Problem:
Every line with the string "QUATRIÈME" should be gathered.

--- Start Record list ---

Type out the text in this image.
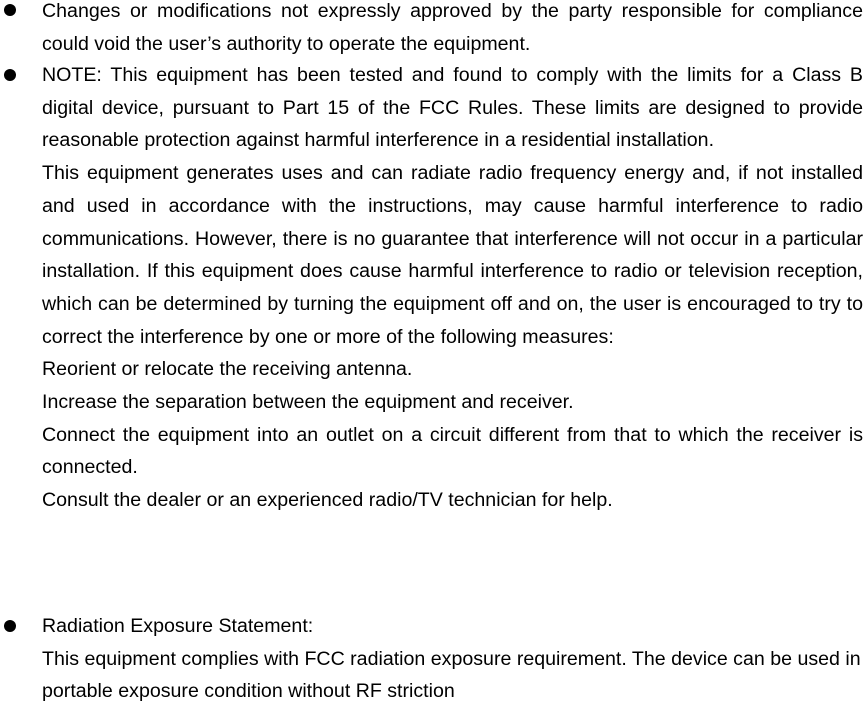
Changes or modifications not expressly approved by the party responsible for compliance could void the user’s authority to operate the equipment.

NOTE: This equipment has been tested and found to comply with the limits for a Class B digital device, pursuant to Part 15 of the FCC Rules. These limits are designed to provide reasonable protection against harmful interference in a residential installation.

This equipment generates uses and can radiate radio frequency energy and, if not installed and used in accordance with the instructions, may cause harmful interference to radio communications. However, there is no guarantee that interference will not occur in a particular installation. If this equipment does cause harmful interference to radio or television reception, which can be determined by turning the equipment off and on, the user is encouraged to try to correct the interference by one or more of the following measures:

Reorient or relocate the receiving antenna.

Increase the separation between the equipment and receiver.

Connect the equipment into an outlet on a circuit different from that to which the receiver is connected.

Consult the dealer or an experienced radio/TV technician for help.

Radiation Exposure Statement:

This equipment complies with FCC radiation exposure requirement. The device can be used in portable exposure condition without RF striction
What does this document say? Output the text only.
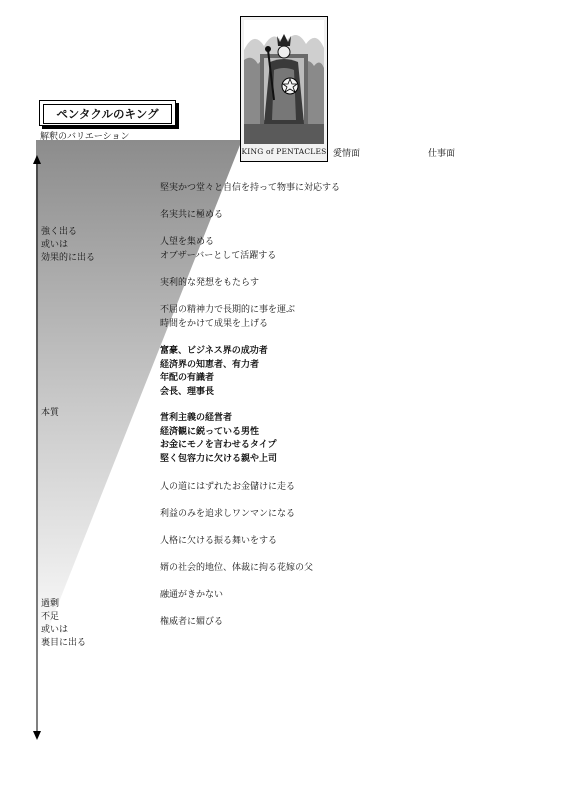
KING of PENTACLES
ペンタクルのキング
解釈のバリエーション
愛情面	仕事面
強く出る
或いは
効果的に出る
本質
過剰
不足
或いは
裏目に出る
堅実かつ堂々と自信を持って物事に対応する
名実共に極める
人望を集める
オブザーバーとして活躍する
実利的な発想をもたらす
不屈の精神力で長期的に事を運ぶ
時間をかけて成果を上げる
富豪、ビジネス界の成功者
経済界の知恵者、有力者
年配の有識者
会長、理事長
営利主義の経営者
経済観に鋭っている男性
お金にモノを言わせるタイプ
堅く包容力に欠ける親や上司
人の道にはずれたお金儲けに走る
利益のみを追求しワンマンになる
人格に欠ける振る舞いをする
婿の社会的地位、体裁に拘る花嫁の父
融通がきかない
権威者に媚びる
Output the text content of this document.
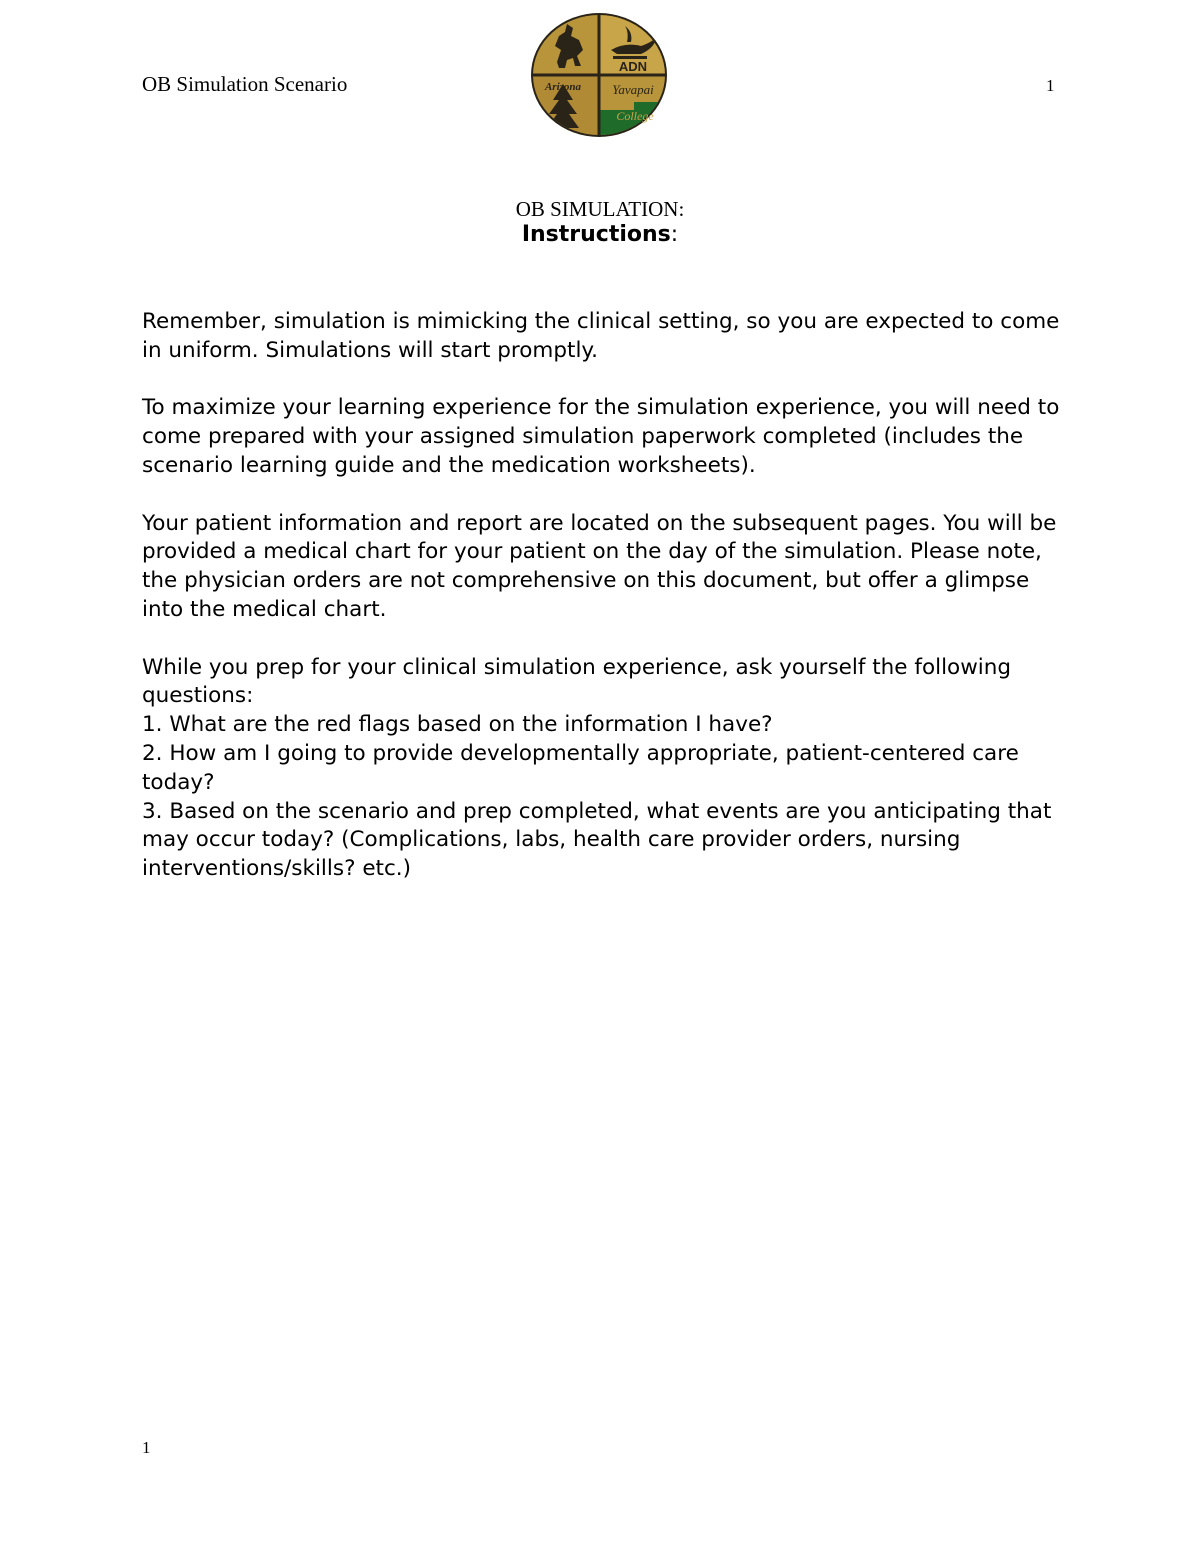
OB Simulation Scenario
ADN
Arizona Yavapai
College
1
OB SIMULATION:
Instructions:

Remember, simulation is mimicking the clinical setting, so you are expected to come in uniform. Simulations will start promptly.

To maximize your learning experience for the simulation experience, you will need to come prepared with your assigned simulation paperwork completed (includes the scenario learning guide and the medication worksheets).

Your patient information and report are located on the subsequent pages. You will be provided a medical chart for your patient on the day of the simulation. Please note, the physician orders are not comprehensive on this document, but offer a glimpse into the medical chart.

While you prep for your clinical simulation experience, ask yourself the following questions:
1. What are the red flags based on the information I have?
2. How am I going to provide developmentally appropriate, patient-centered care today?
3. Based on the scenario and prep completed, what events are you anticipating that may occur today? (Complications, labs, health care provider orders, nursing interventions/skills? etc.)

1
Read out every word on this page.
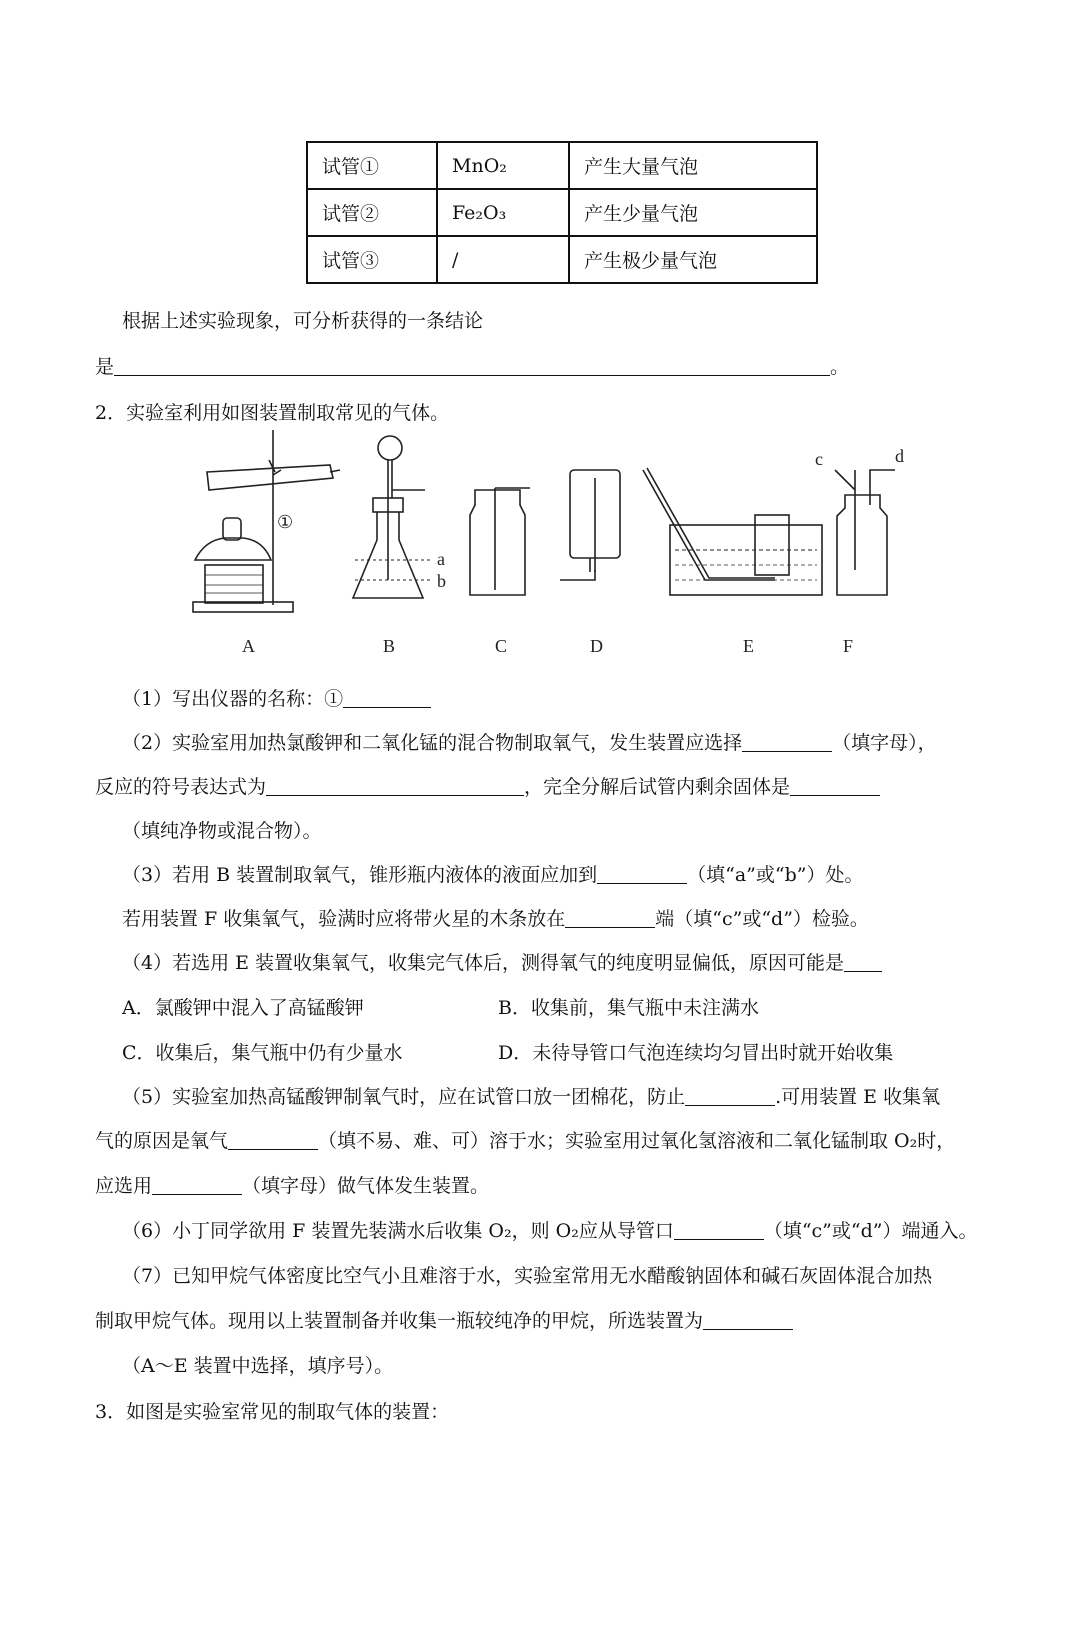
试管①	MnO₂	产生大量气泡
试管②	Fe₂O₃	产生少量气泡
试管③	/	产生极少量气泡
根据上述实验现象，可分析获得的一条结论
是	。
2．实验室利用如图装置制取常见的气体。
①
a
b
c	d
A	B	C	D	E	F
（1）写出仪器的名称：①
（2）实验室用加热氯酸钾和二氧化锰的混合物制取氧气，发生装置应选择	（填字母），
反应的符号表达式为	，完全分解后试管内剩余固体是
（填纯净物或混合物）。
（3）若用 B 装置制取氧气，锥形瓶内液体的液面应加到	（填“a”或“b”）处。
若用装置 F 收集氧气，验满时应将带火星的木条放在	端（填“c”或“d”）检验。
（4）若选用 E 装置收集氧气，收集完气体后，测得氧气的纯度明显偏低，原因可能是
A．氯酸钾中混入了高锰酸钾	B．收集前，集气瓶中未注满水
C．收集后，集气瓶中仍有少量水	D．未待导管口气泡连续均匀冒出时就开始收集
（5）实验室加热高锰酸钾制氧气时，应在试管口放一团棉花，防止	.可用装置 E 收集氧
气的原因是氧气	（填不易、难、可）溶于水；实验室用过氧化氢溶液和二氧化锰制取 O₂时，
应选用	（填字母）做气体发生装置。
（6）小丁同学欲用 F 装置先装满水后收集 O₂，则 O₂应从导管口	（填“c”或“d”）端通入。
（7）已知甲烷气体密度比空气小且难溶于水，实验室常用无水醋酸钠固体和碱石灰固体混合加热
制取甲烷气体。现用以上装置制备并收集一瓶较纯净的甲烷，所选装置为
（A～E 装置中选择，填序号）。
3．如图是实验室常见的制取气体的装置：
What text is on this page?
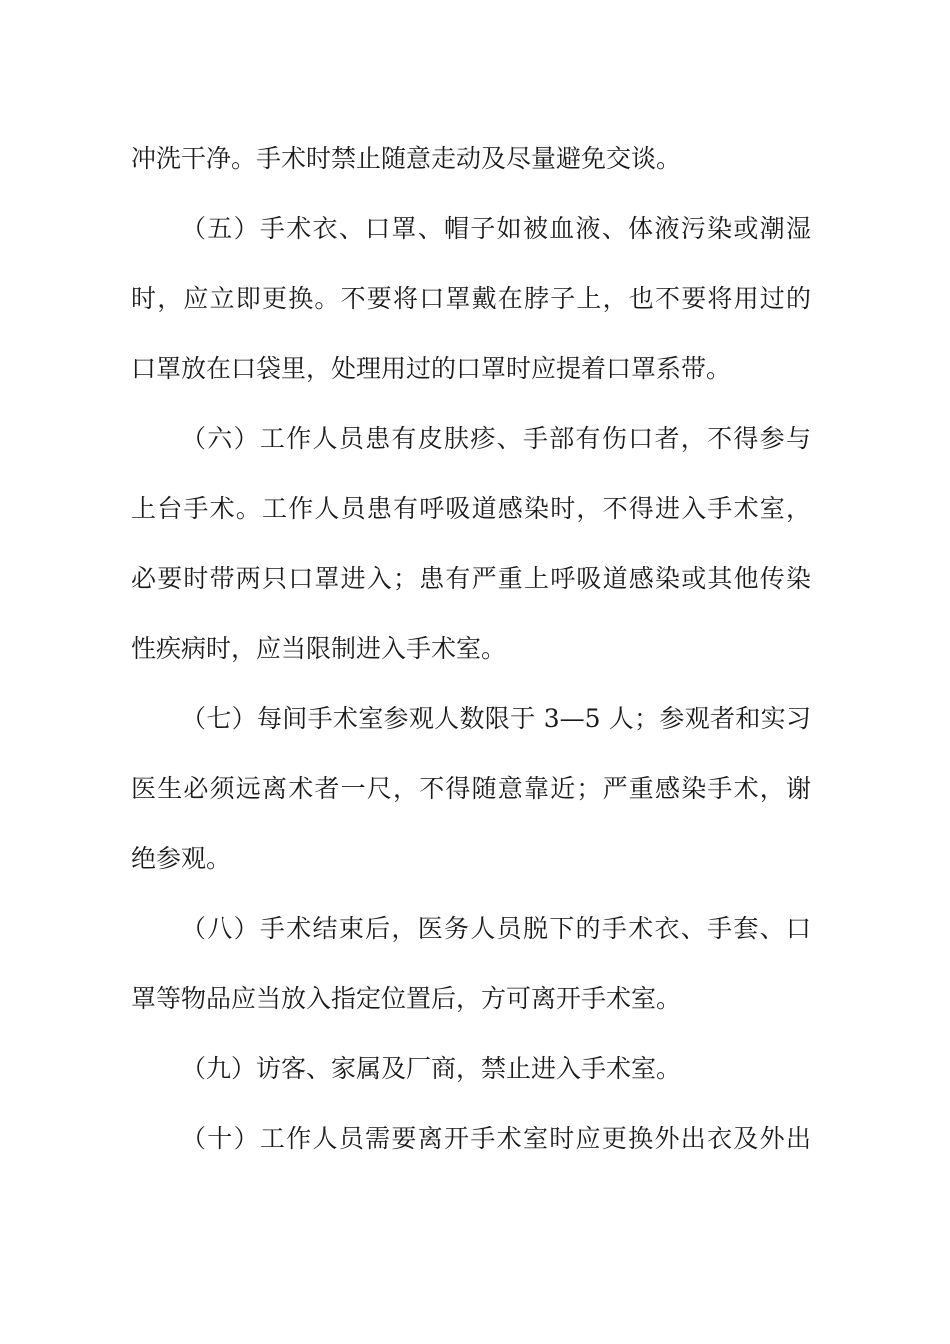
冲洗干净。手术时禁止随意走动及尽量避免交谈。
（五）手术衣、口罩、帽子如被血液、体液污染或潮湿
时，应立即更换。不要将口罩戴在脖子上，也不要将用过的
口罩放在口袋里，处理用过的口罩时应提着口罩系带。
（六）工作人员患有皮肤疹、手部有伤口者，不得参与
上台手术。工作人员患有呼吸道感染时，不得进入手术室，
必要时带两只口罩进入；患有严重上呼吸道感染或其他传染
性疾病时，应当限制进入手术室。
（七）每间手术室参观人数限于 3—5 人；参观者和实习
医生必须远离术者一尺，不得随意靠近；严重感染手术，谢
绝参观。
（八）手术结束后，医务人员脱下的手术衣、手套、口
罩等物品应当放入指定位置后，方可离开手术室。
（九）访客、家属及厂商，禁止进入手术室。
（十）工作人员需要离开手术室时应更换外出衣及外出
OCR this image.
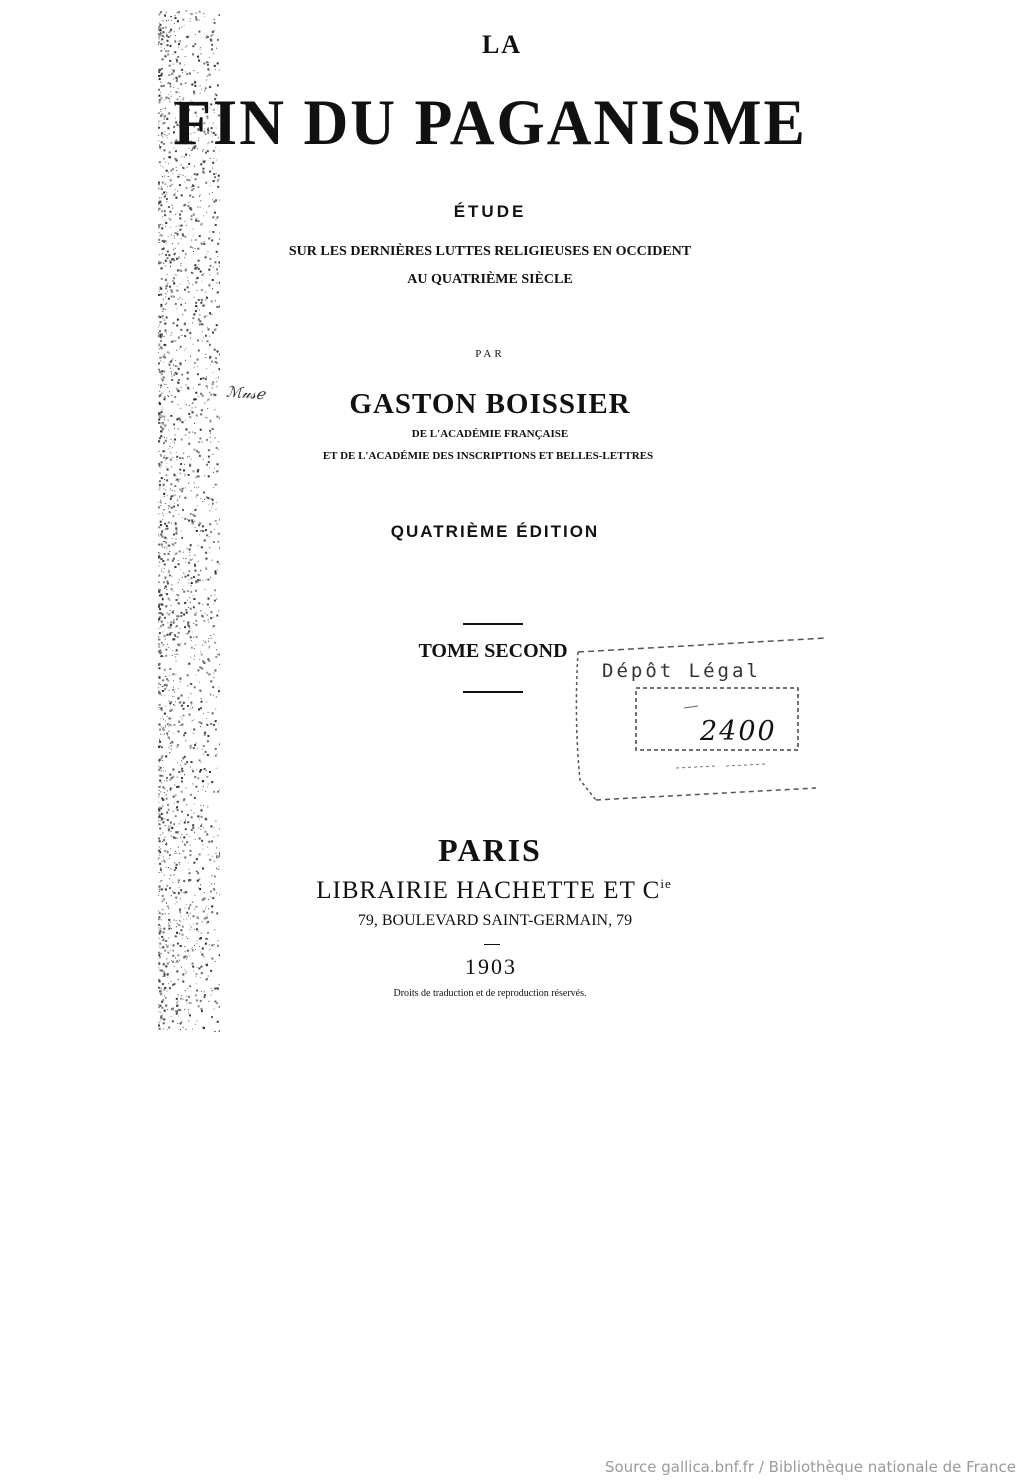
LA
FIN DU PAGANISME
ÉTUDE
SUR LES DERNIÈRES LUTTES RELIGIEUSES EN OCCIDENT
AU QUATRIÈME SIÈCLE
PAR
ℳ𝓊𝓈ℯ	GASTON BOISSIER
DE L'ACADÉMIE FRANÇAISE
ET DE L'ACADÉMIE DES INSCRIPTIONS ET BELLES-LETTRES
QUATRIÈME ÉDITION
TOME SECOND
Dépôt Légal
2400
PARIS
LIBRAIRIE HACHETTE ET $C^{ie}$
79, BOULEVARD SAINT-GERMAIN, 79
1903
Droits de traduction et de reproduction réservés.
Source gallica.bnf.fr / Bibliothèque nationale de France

--- End Record list ---

Written response:
AU QUATRIÈME SIÈCLE
QUATRIÈME ÉDITION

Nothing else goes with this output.